[Boxed element entries]
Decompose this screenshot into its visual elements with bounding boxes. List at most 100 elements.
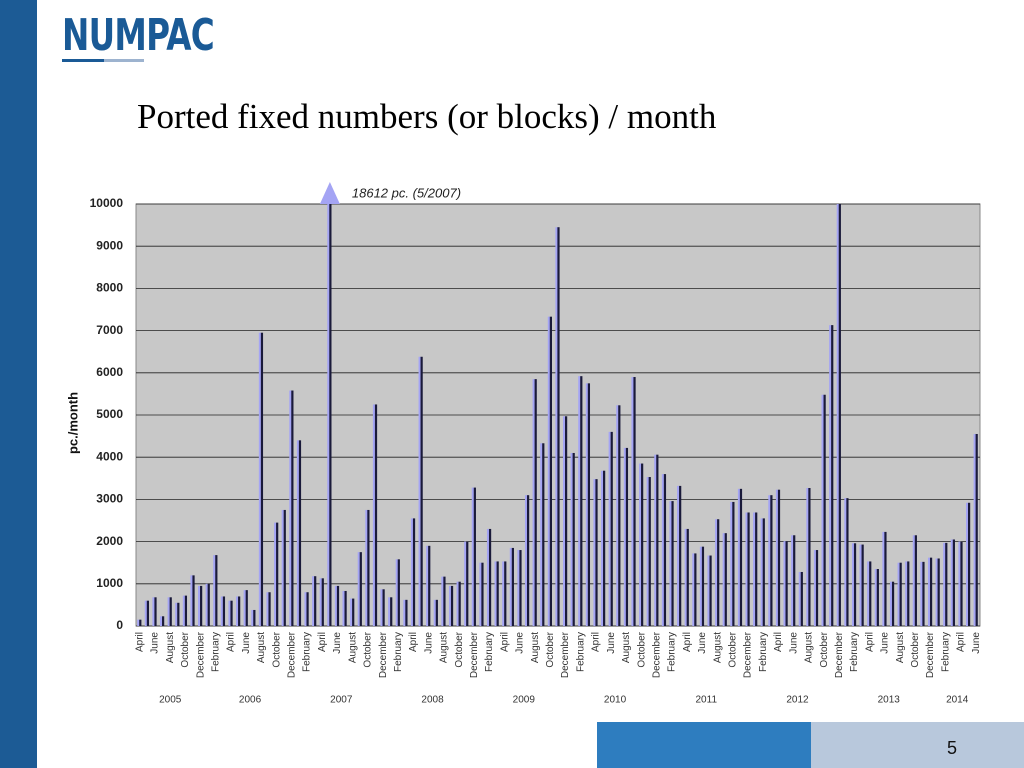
y-tick-label: 9000 [96,238,123,252]
bar [648,477,651,626]
y-tick-label: 10000 [90,196,124,210]
bar [800,571,803,626]
logo-bar [104,59,144,62]
bar [435,599,438,626]
bar-highlight [760,518,763,626]
x-tick-label: June [332,632,343,654]
bar [732,501,735,626]
bar-highlight [707,555,710,626]
bar-highlight [943,542,946,626]
bar-highlight [167,597,170,626]
bar [967,502,971,626]
bar-highlight [296,440,300,626]
bar-highlight [220,596,224,626]
bar-highlight [813,550,817,626]
bar-highlight [190,575,193,626]
bar [169,597,172,626]
x-tick-label: February [849,632,860,672]
bar [891,581,895,626]
bar-highlight [175,602,178,626]
bar-highlight [281,509,284,626]
bar-highlight [540,443,543,626]
bar-highlight [882,531,885,626]
bar-highlight [350,598,353,626]
x-tick-label: February [484,632,495,672]
x-tick-label: February [393,632,404,672]
bar [260,332,264,626]
bar-highlight [851,543,855,626]
bar-highlight [441,576,444,626]
bar-highlight [327,204,330,626]
bar-highlight [836,204,839,626]
bar-highlight [388,597,391,626]
year-label: 2006 [239,695,262,706]
bar [207,583,210,626]
bar-highlight [821,394,824,626]
side-band [0,0,37,768]
x-tick-label: October [819,631,830,667]
bar [306,592,309,626]
bar-highlight [646,477,649,626]
bar [412,518,416,626]
x-tick-label: April [591,632,602,652]
bar-highlight [426,545,429,626]
bar [777,489,781,626]
bar [177,602,180,626]
bar-highlight [433,599,436,626]
bar-highlight [684,528,687,626]
bar [565,416,568,626]
page-number: 5 [947,738,957,758]
bar [625,447,629,626]
x-tick-label: February [575,632,586,672]
bar-highlight [912,535,915,626]
bar-highlight [342,590,345,626]
bar-highlight [699,546,703,626]
x-tick-label: June [788,632,799,654]
bar [914,535,917,626]
bar [815,550,819,626]
bar [504,561,507,626]
bar [907,561,910,626]
x-tick-label: August [712,632,723,663]
bar [671,501,674,626]
bar [291,390,294,626]
bar-highlight [768,495,771,626]
bar [230,600,233,626]
bar [861,544,864,626]
footer-band [811,722,1024,768]
bar [717,519,720,626]
bar [473,487,476,626]
bar-highlight [372,404,376,626]
bar [701,546,705,626]
bar [876,569,879,626]
x-tick-label: June [515,632,526,654]
bar [154,597,157,626]
bar [838,204,841,626]
x-tick-label: April [134,632,145,652]
bar [633,377,636,626]
bar [359,552,362,626]
x-tick-label: October [271,631,282,667]
y-tick-label: 4000 [96,449,123,463]
bar-highlight [874,569,877,626]
bar [146,600,150,626]
x-tick-label: February [210,632,221,672]
bar [336,585,340,626]
x-tick-label: June [423,632,434,654]
bar [823,394,826,626]
x-tick-label: April [956,632,967,652]
bar [397,559,400,626]
x-tick-label: October [728,631,739,667]
bar [572,452,575,626]
x-tick-label: June [880,632,891,654]
bar-highlight [258,332,262,626]
bar-highlight [867,561,870,626]
bar-highlight [236,596,239,626]
x-tick-label: April [408,632,419,652]
bar-highlight [753,512,756,626]
bar [374,404,378,626]
bar-highlight [745,512,748,626]
bar [709,555,712,626]
bar [450,585,454,626]
bar [496,561,499,626]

(What the exercise asks):
Please extract the lines above and repeat them exactly, leaving out the pictures.

(Full response):
Decompose this screenshot into its visual elements with bounding boxes. List at most 100 elements.
y-tick-label: 9000 [96,238,123,252]
bar [648,477,651,626]
y-tick-label: 10000 [90,196,124,210]
bar [800,571,803,626]
logo-bar [104,59,144,62]
bar [435,599,438,626]
bar-highlight [760,518,763,626]
x-tick-label: June [332,632,343,654]
bar [732,501,735,626]
bar-highlight [707,555,710,626]
bar-highlight [943,542,946,626]
bar-highlight [167,597,170,626]
bar [967,502,971,626]
bar-highlight [296,440,300,626]
bar-highlight [220,596,224,626]
bar-highlight [813,550,817,626]
bar-highlight [190,575,193,626]
bar [169,597,172,626]
x-tick-label: February [849,632,860,672]
bar [891,581,895,626]
bar-highlight [175,602,178,626]
bar-highlight [281,509,284,626]
bar-highlight [540,443,543,626]
bar-highlight [882,531,885,626]
bar-highlight [350,598,353,626]
x-tick-label: February [484,632,495,672]
x-tick-label: February [393,632,404,672]
bar [260,332,264,626]
bar-highlight [851,543,855,626]
bar-highlight [441,576,444,626]
bar-highlight [327,204,330,626]
bar-highlight [836,204,839,626]
bar-highlight [388,597,391,626]
year-label: 2006 [239,695,262,706]
bar [207,583,210,626]
bar-highlight [821,394,824,626]
side-band [0,0,37,768]
x-tick-label: October [819,631,830,667]
bar [306,592,309,626]
bar-highlight [646,477,649,626]
bar [412,518,416,626]
x-tick-label: April [591,632,602,652]
bar-highlight [426,545,429,626]
bar [777,489,781,626]
bar [177,602,180,626]
bar-highlight [433,599,436,626]
bar-highlight [684,528,687,626]
bar [565,416,568,626]
page-number: 5 [947,738,957,758]
bar [625,447,629,626]
x-tick-label: February [575,632,586,672]
bar-highlight [912,535,915,626]
bar-highlight [342,590,345,626]
bar-highlight [699,546,703,626]
x-tick-label: June [788,632,799,654]
bar [914,535,917,626]
bar [815,550,819,626]
bar [504,561,507,626]
bar [907,561,910,626]
x-tick-label: August [712,632,723,663]
bar [671,501,674,626]
bar [291,390,294,626]
bar-highlight [768,495,771,626]
bar [230,600,233,626]
bar [861,544,864,626]
footer-band [811,722,1024,768]
bar [717,519,720,626]
bar [473,487,476,626]
bar-highlight [372,404,376,626]
bar [701,546,705,626]
bar [876,569,879,626]
x-tick-label: June [515,632,526,654]
bar [154,597,157,626]
bar [838,204,841,626]
x-tick-label: April [134,632,145,652]
bar [633,377,636,626]
bar [359,552,362,626]
x-tick-label: October [271,631,282,667]
y-tick-label: 4000 [96,449,123,463]
bar-highlight [874,569,877,626]
bar [146,600,150,626]
x-tick-label: February [210,632,221,672]
bar [336,585,340,626]
x-tick-label: June [423,632,434,654]
bar [823,394,826,626]
x-tick-label: April [956,632,967,652]
bar [397,559,400,626]
x-tick-label: October [728,631,739,667]
bar [572,452,575,626]
x-tick-label: June [880,632,891,654]
bar-highlight [258,332,262,626]
bar-highlight [867,561,870,626]
bar-highlight [236,596,239,626]
x-tick-label: April [408,632,419,652]
bar-highlight [753,512,756,626]
bar [374,404,378,626]
bar-highlight [745,512,748,626]
bar [709,555,712,626]
bar [450,585,454,626]
bar [496,561,499,626]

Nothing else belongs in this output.